## What you have to do
Of the lines in the entries below, state how many hold the word "site". Say nothing else.

[Extracted records]
--- Start ---

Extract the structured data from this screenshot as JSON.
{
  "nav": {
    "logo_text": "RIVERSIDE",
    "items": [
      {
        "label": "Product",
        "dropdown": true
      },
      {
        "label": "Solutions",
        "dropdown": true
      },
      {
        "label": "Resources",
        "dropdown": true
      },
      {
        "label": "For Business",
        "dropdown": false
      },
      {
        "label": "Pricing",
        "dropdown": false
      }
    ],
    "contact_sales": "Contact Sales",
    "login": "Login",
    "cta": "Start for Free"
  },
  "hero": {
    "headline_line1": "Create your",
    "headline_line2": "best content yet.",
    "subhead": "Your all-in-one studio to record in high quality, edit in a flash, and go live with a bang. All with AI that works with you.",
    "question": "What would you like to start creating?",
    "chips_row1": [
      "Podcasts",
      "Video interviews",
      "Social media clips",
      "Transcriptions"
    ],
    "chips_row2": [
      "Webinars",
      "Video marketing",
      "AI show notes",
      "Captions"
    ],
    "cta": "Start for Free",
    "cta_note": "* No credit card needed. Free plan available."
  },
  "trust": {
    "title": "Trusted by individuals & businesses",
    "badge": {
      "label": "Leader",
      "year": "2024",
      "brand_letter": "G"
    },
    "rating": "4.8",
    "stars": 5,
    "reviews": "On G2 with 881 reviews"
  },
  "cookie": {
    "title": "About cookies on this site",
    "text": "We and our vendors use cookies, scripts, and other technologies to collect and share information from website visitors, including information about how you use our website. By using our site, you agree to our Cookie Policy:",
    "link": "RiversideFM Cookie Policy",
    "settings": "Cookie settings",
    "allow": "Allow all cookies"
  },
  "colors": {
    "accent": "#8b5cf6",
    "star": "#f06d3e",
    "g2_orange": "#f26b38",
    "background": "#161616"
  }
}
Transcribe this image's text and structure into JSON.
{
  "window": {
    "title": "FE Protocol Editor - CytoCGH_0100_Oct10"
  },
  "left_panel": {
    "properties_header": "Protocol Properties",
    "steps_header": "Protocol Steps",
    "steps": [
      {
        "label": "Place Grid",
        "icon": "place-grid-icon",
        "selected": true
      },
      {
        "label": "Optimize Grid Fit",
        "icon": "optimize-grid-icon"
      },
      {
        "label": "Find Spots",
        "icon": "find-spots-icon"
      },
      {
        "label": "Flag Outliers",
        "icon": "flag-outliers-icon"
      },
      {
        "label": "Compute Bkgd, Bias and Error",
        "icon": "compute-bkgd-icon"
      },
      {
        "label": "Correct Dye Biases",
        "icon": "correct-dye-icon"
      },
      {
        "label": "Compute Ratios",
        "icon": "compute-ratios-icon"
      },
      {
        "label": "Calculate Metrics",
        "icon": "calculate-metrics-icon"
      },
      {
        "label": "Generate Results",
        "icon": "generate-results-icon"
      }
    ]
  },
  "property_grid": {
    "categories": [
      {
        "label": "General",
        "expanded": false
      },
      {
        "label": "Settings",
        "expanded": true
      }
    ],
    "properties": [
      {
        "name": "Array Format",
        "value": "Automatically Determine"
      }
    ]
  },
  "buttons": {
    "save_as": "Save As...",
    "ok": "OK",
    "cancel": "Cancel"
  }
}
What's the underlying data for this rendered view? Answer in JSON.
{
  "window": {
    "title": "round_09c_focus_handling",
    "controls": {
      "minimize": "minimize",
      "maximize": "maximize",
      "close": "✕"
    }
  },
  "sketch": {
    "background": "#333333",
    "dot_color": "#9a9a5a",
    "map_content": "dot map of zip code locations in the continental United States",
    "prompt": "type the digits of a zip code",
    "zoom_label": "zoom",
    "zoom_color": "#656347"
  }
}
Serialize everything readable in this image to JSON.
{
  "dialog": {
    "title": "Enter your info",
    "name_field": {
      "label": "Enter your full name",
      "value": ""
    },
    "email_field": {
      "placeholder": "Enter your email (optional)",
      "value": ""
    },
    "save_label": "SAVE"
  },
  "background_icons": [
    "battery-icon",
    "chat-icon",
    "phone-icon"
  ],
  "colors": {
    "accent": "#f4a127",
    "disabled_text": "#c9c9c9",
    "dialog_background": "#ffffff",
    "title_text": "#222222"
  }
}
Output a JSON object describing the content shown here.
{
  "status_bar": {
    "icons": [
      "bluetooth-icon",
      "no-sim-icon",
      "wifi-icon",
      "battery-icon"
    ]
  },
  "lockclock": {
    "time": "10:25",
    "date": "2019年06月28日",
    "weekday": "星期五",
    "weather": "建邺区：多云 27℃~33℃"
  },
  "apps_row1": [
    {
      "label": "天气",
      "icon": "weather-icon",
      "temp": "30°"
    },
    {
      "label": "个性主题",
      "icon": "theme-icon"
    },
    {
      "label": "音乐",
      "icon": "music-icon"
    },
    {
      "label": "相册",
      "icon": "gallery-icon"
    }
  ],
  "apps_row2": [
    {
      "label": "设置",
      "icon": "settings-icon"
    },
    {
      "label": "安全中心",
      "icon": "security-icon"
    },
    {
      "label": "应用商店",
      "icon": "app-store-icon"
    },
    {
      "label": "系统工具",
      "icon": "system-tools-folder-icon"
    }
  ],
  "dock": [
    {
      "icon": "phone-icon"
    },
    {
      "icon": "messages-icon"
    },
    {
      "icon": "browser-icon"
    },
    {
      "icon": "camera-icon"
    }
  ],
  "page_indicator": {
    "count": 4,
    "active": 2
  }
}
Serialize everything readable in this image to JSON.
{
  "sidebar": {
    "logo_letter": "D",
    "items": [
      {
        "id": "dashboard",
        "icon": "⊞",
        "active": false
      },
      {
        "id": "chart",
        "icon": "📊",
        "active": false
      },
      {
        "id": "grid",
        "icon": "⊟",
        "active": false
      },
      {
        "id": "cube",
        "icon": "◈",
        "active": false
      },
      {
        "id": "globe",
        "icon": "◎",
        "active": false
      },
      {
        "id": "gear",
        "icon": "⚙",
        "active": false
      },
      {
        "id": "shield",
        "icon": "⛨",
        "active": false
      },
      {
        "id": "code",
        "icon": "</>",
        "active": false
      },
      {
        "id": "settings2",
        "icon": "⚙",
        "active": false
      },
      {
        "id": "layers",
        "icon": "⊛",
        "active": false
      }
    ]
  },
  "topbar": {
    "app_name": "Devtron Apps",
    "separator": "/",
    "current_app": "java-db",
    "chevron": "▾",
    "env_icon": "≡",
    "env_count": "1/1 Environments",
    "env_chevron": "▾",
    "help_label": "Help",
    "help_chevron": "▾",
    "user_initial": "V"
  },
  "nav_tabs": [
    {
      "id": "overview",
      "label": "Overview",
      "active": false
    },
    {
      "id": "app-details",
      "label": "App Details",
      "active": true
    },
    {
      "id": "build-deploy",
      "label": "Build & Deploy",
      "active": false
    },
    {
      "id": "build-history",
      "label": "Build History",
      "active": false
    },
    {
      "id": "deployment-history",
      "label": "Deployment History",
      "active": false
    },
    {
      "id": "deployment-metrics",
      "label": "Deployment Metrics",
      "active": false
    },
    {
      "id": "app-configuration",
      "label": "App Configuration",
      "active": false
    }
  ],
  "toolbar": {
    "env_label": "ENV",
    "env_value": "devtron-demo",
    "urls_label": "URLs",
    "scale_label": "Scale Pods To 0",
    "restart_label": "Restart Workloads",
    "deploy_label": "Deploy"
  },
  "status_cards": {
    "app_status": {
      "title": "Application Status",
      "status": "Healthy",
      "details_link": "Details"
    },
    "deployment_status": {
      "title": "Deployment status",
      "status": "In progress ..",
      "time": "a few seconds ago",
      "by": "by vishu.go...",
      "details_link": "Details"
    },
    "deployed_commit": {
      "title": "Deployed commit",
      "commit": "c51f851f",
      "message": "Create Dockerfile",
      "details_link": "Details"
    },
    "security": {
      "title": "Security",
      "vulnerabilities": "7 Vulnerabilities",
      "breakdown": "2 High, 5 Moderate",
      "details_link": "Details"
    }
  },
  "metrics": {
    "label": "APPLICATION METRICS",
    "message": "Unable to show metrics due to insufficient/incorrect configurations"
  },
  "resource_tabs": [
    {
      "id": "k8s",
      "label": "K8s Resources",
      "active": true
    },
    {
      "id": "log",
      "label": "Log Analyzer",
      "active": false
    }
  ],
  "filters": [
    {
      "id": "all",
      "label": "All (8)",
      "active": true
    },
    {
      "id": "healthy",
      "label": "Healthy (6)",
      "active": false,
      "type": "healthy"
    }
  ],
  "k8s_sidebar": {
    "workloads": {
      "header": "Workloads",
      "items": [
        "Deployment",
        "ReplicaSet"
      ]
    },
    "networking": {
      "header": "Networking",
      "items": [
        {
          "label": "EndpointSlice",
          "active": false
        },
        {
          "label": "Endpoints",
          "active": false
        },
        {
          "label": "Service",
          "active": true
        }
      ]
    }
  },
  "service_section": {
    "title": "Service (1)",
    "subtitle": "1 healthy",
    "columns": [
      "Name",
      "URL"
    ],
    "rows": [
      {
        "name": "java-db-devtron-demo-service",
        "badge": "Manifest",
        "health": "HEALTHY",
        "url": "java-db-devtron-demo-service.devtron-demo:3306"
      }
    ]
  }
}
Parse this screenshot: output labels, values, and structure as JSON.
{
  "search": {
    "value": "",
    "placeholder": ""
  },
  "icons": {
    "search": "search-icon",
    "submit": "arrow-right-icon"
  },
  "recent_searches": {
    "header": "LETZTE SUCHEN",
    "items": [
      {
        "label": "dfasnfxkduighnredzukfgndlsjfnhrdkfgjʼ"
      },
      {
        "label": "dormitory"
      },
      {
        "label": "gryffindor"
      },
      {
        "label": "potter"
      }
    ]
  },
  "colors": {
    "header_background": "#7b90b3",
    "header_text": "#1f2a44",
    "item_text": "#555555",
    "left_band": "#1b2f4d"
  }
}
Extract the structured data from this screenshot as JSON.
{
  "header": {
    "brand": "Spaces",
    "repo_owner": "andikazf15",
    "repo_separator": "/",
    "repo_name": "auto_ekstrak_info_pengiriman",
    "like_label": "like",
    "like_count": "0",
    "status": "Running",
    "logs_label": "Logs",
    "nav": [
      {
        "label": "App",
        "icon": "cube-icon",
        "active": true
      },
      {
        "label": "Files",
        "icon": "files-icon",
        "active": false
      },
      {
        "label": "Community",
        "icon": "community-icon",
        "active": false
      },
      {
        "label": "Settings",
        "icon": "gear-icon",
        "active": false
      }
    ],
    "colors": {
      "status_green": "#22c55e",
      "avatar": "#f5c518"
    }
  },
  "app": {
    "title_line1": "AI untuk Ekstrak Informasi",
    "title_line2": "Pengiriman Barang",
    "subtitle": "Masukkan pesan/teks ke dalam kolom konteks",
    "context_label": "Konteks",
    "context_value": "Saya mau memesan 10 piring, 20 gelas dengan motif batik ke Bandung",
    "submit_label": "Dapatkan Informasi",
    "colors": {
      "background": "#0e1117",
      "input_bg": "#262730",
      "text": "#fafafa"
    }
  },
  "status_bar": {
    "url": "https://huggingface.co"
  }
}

--- End ---

## Exercise result
2